--- Start of SUPPLIED DATA ---

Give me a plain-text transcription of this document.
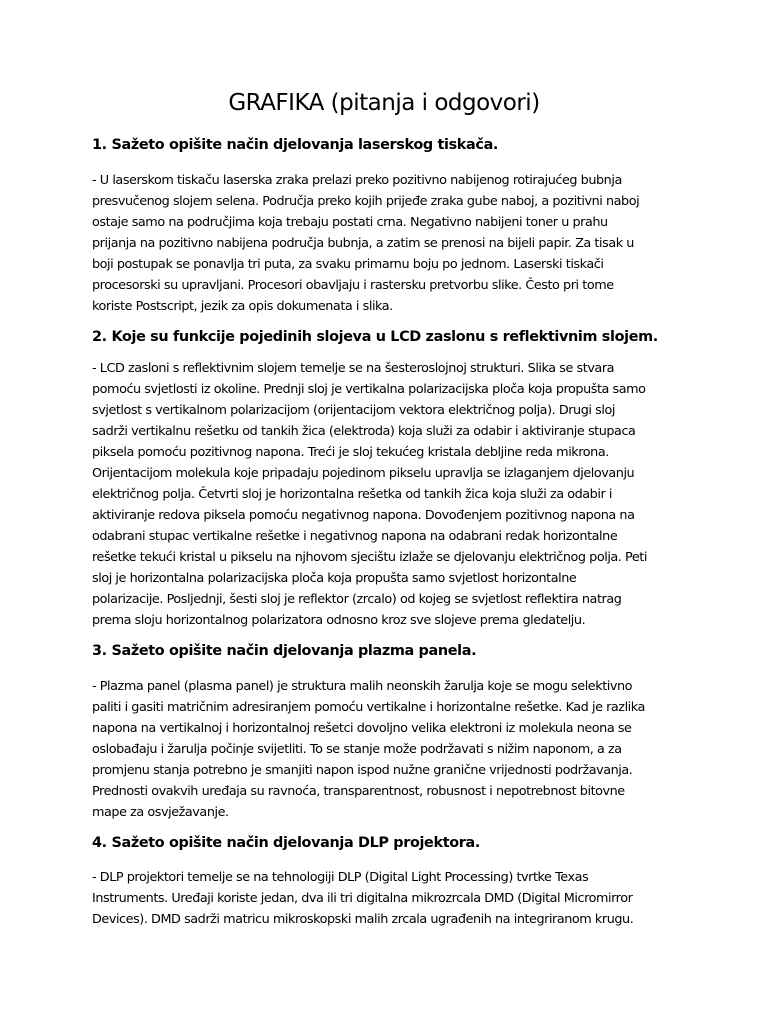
GRAFIKA (pitanja i odgovori)
1. Sažeto opišite način djelovanja laserskog tiskača.
- U laserskom tiskaču laserska zraka prelazi preko pozitivno nabijenog rotirajućeg bubnja
presvučenog slojem selena. Područja preko kojih prijeđe zraka gube naboj, a pozitivni naboj
ostaje samo na područjima koja trebaju postati crna. Negativno nabijeni toner u prahu
prijanja na pozitivno nabijena područja bubnja, a zatim se prenosi na bijeli papir. Za tisak u
boji postupak se ponavlja tri puta, za svaku primarnu boju po jednom. Laserski tiskači
procesorski su upravljani. Procesori obavljaju i rastersku pretvorbu slike. Često pri tome
koriste Postscript, jezik za opis dokumenata i slika.
2. Koje su funkcije pojedinih slojeva u LCD zaslonu s reflektivnim slojem.
- LCD zasloni s reflektivnim slojem temelje se na šesteroslojnoj strukturi. Slika se stvara
pomoću svjetlosti iz okoline. Prednji sloj je vertikalna polarizacijska ploča koja propušta samo
svjetlost s vertikalnom polarizacijom (orijentacijom vektora električnog polja). Drugi sloj
sadrži vertikalnu rešetku od tankih žica (elektroda) koja služi za odabir i aktiviranje stupaca
piksela pomoću pozitivnog napona. Treći je sloj tekućeg kristala debljine reda mikrona.
Orijentacijom molekula koje pripadaju pojedinom pikselu upravlja se izlaganjem djelovanju
električnog polja. Četvrti sloj je horizontalna rešetka od tankih žica koja služi za odabir i
aktiviranje redova piksela pomoću negativnog napona. Dovođenjem pozitivnog napona na
odabrani stupac vertikalne rešetke i negativnog napona na odabrani redak horizontalne
rešetke tekući kristal u pikselu na njhovom sjecištu izlaže se djelovanju električnog polja. Peti
sloj je horizontalna polarizacijska ploča koja propušta samo svjetlost horizontalne
polarizacije. Posljednji, šesti sloj je reflektor (zrcalo) od kojeg se svjetlost reflektira natrag
prema sloju horizontalnog polarizatora odnosno kroz sve slojeve prema gledatelju.
3. Sažeto opišite način djelovanja plazma panela.
- Plazma panel (plasma panel) je struktura malih neonskih žarulja koje se mogu selektivno
paliti i gasiti matričnim adresiranjem pomoću vertikalne i horizontalne rešetke. Kad je razlika
napona na vertikalnoj i horizontalnoj rešetci dovoljno velika elektroni iz molekula neona se
oslobađaju i žarulja počinje svijetliti. To se stanje može podržavati s nižim naponom, a za
promjenu stanja potrebno je smanjiti napon ispod nužne granične vrijednosti podržavanja.
Prednosti ovakvih uređaja su ravnoća, transparentnost, robusnost i nepotrebnost bitovne
mape za osvježavanje.
4. Sažeto opišite način djelovanja DLP projektora.
- DLP projektori temelje se na tehnologiji DLP (Digital Light Processing) tvrtke Texas
Instruments. Uređaji koriste jedan, dva ili tri digitalna mikrozrcala DMD (Digital Micromirror
Devices). DMD sadrži matricu mikroskopski malih zrcala ugrađenih na integriranom krugu.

--- End of SUPPLIED DATA ---

--- TASK INSTRUCTIONS ---
Extract from the data every line where "pikselu" shows up.

--- RESPONSE TO THIS TASK ---
Orijentacijom molekula koje pripadaju pojedinom pikselu upravlja se izlaganjem djelovanju
rešetke tekući kristal u pikselu na njhovom sjecištu izlaže se djelovanju električnog polja. Peti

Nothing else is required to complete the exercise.